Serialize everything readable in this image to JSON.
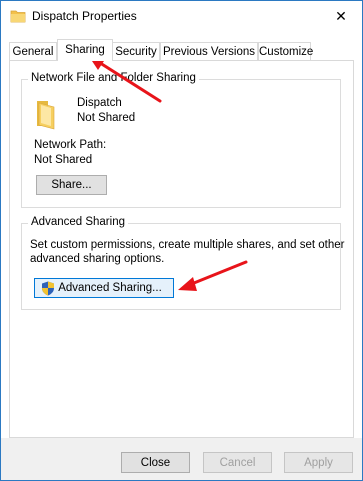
{
  "window": {
    "title": "Dispatch Properties",
    "close_glyph": "✕"
  },
  "tabs": [
    {
      "label": "General"
    },
    {
      "label": "Sharing"
    },
    {
      "label": "Security"
    },
    {
      "label": "Previous Versions"
    },
    {
      "label": "Customize"
    }
  ],
  "network_sharing": {
    "legend": "Network File and Folder Sharing",
    "folder_name": "Dispatch",
    "folder_status": "Not Shared",
    "path_label": "Network Path:",
    "path_value": "Not Shared",
    "share_button": "Share..."
  },
  "advanced_sharing": {
    "legend": "Advanced Sharing",
    "description_line1": "Set custom permissions, create multiple shares, and set other",
    "description_line2": "advanced sharing options.",
    "button": "Advanced Sharing..."
  },
  "buttons": {
    "close": "Close",
    "cancel": "Cancel",
    "apply": "Apply"
  },
  "colors": {
    "arrow": "#e8141a",
    "accent": "#0078d7",
    "folder": "#f3c14b"
  }
}
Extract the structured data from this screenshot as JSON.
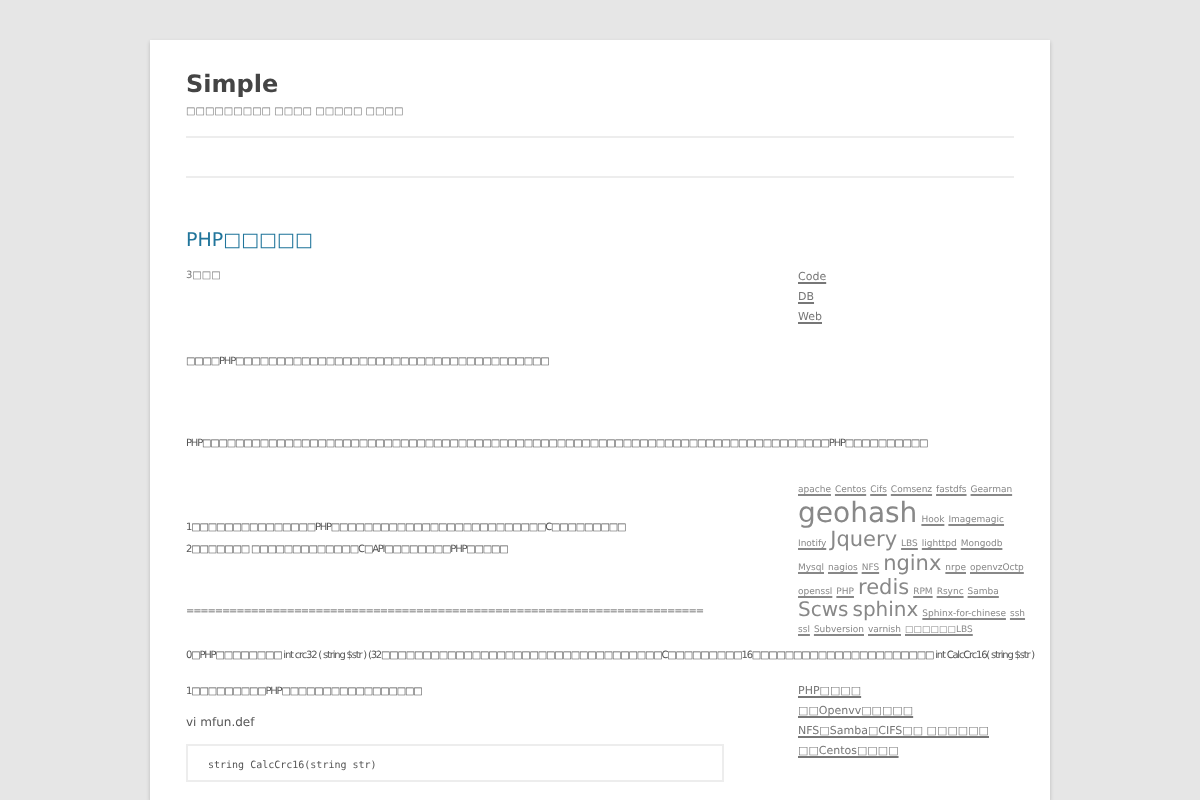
{
  "site": {
    "title": "Simple",
    "tagline": "□□□□□□□□□ □□□□ □□□□□ □□□□"
  },
  "post": {
    "title": "PHP□□□□□",
    "meta": "3□□□",
    "blocks": [
      {
        "kind": "p",
        "text": "□□□□PHP□□□□□□□□□□□□□□□□□□□□□□□□□□□□□□□□□□□□□□"
      },
      {
        "kind": "p",
        "text": "PHP□□□□□□□□□□□□□□□□□□□□□□□□□□□□□□□□□□□□□□□□□□□□□□□□□□□□□□□□□□□□□□□□□□□□□□□□□□□□PHP□□□□□□□□□□"
      },
      {
        "kind": "lines",
        "lines": [
          "1□□□□□□□□□□□□□□□PHP□□□□□□□□□□□□□□□□□□□□□□□□□□C□□□□□□□□□",
          "2□□□□□□□ □□□□□□□□□□□□□C□API□□□□□□□□PHP□□□□□"
        ]
      },
      {
        "kind": "p",
        "text": "========================================================================"
      },
      {
        "kind": "p",
        "text": "0□PHP□□□□□□□□ int crc32 ( string $str ) (32□□□□□□□□□□□□□□□□□□□□□□□□□□□□□□□□□□C□□□□□□□□□16□□□□□□□□□□□□□□□□□□□□□□ int CalcCrc16( string $str )"
      },
      {
        "kind": "p",
        "text": "1□□□□□□□□□PHP□□□□□□□□□□□□□□□□□"
      },
      {
        "kind": "p",
        "text": "vi mfun.def"
      },
      {
        "kind": "code",
        "text": "string CalcCrc16(string str)"
      }
    ]
  },
  "sidebar": {
    "categories": [
      "Code",
      "DB",
      "Web"
    ],
    "tags": [
      {
        "text": "apache",
        "kind": "small"
      },
      {
        "text": "Centos",
        "kind": "small"
      },
      {
        "text": "Cifs",
        "kind": "small"
      },
      {
        "text": "Comsenz",
        "kind": "small"
      },
      {
        "text": "fastdfs",
        "kind": "small"
      },
      {
        "text": "Gearman",
        "kind": "small"
      },
      {
        "text": "geohash",
        "kind": "huge"
      },
      {
        "text": "Hook",
        "kind": "small"
      },
      {
        "text": "Imagemagic",
        "kind": "small"
      },
      {
        "text": "Inotify",
        "kind": "small"
      },
      {
        "text": "Jquery",
        "kind": "large"
      },
      {
        "text": "LBS",
        "kind": "small"
      },
      {
        "text": "lighttpd",
        "kind": "small"
      },
      {
        "text": "Mongodb",
        "kind": "small"
      },
      {
        "text": "Mysql",
        "kind": "small"
      },
      {
        "text": "nagios",
        "kind": "small"
      },
      {
        "text": "NFS",
        "kind": "small"
      },
      {
        "text": "nginx",
        "kind": "large"
      },
      {
        "text": "nrpe",
        "kind": "small"
      },
      {
        "text": "openvzOctp",
        "kind": "small"
      },
      {
        "text": "openssl",
        "kind": "small"
      },
      {
        "text": "PHP",
        "kind": "small"
      },
      {
        "text": "redis",
        "kind": "large"
      },
      {
        "text": "RPM",
        "kind": "small"
      },
      {
        "text": "Rsync",
        "kind": "small"
      },
      {
        "text": "Samba",
        "kind": "small"
      },
      {
        "text": "Scws",
        "kind": "medium"
      },
      {
        "text": "sphinx",
        "kind": "medium"
      },
      {
        "text": "Sphinx-for-chinese",
        "kind": "small"
      },
      {
        "text": "ssh",
        "kind": "small"
      },
      {
        "text": "ssl",
        "kind": "small"
      },
      {
        "text": "Subversion",
        "kind": "small"
      },
      {
        "text": "varnish",
        "kind": "small"
      },
      {
        "text": "□□□□□□LBS",
        "kind": "small"
      }
    ],
    "recent": [
      "PHP□□□□",
      "□□Openvv□□□□□",
      "NFS□Samba□CIFS□□ □□□□□□",
      "□□Centos□□□□"
    ]
  }
}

════════

** Exercise brief **
Give back the entries verbatim. Do not include any picture.

** Exercise result **
Serialize everything readable in this image to JSON.
{
  "window": {
    "title": "Dispatch Properties",
    "close_glyph": "✕"
  },
  "tabs": [
    {
      "label": "General"
    },
    {
      "label": "Sharing"
    },
    {
      "label": "Security"
    },
    {
      "label": "Previous Versions"
    },
    {
      "label": "Customize"
    }
  ],
  "network_sharing": {
    "legend": "Network File and Folder Sharing",
    "folder_name": "Dispatch",
    "folder_status": "Not Shared",
    "path_label": "Network Path:",
    "path_value": "Not Shared",
    "share_button": "Share..."
  },
  "advanced_sharing": {
    "legend": "Advanced Sharing",
    "description_line1": "Set custom permissions, create multiple shares, and set other",
    "description_line2": "advanced sharing options.",
    "button": "Advanced Sharing..."
  },
  "buttons": {
    "close": "Close",
    "cancel": "Cancel",
    "apply": "Apply"
  },
  "colors": {
    "arrow": "#e8141a",
    "accent": "#0078d7",
    "folder": "#f3c14b"
  }
}
Extract the structured data from this screenshot as JSON.
{
  "site": {
    "title": "Simple",
    "tagline": "□□□□□□□□□ □□□□ □□□□□ □□□□"
  },
  "post": {
    "title": "PHP□□□□□",
    "meta": "3□□□",
    "blocks": [
      {
        "kind": "p",
        "text": "□□□□PHP□□□□□□□□□□□□□□□□□□□□□□□□□□□□□□□□□□□□□□"
      },
      {
        "kind": "p",
        "text": "PHP□□□□□□□□□□□□□□□□□□□□□□□□□□□□□□□□□□□□□□□□□□□□□□□□□□□□□□□□□□□□□□□□□□□□□□□□□□□□PHP□□□□□□□□□□"
      },
      {
        "kind": "lines",
        "lines": [
          "1□□□□□□□□□□□□□□□PHP□□□□□□□□□□□□□□□□□□□□□□□□□□C□□□□□□□□□",
          "2□□□□□□□ □□□□□□□□□□□□□C□API□□□□□□□□PHP□□□□□"
        ]
      },
      {
        "kind": "p",
        "text": "========================================================================"
      },
      {
        "kind": "p",
        "text": "0□PHP□□□□□□□□ int crc32 ( string $str ) (32□□□□□□□□□□□□□□□□□□□□□□□□□□□□□□□□□□C□□□□□□□□□16□□□□□□□□□□□□□□□□□□□□□□ int CalcCrc16( string $str )"
      },
      {
        "kind": "p",
        "text": "1□□□□□□□□□PHP□□□□□□□□□□□□□□□□□"
      },
      {
        "kind": "p",
        "text": "vi mfun.def"
      },
      {
        "kind": "code",
        "text": "string CalcCrc16(string str)"
      }
    ]
  },
  "sidebar": {
    "categories": [
      "Code",
      "DB",
      "Web"
    ],
    "tags": [
      {
        "text": "apache",
        "kind": "small"
      },
      {
        "text": "Centos",
        "kind": "small"
      },
      {
        "text": "Cifs",
        "kind": "small"
      },
      {
        "text": "Comsenz",
        "kind": "small"
      },
      {
        "text": "fastdfs",
        "kind": "small"
      },
      {
        "text": "Gearman",
        "kind": "small"
      },
      {
        "text": "geohash",
        "kind": "huge"
      },
      {
        "text": "Hook",
        "kind": "small"
      },
      {
        "text": "Imagemagic",
        "kind": "small"
      },
      {
        "text": "Inotify",
        "kind": "small"
      },
      {
        "text": "Jquery",
        "kind": "large"
      },
      {
        "text": "LBS",
        "kind": "small"
      },
      {
        "text": "lighttpd",
        "kind": "small"
      },
      {
        "text": "Mongodb",
        "kind": "small"
      },
      {
        "text": "Mysql",
        "kind": "small"
      },
      {
        "text": "nagios",
        "kind": "small"
      },
      {
        "text": "NFS",
        "kind": "small"
      },
      {
        "text": "nginx",
        "kind": "large"
      },
      {
        "text": "nrpe",
        "kind": "small"
      },
      {
        "text": "openvzOctp",
        "kind": "small"
      },
      {
        "text": "openssl",
        "kind": "small"
      },
      {
        "text": "PHP",
        "kind": "small"
      },
      {
        "text": "redis",
        "kind": "large"
      },
      {
        "text": "RPM",
        "kind": "small"
      },
      {
        "text": "Rsync",
        "kind": "small"
      },
      {
        "text": "Samba",
        "kind": "small"
      },
      {
        "text": "Scws",
        "kind": "medium"
      },
      {
        "text": "sphinx",
        "kind": "medium"
      },
      {
        "text": "Sphinx-for-chinese",
        "kind": "small"
      },
      {
        "text": "ssh",
        "kind": "small"
      },
      {
        "text": "ssl",
        "kind": "small"
      },
      {
        "text": "Subversion",
        "kind": "small"
      },
      {
        "text": "varnish",
        "kind": "small"
      },
      {
        "text": "□□□□□□LBS",
        "kind": "small"
      }
    ],
    "recent": [
      "PHP□□□□",
      "□□Openvv□□□□□",
      "NFS□Samba□CIFS□□ □□□□□□",
      "□□Centos□□□□"
    ]
  }
}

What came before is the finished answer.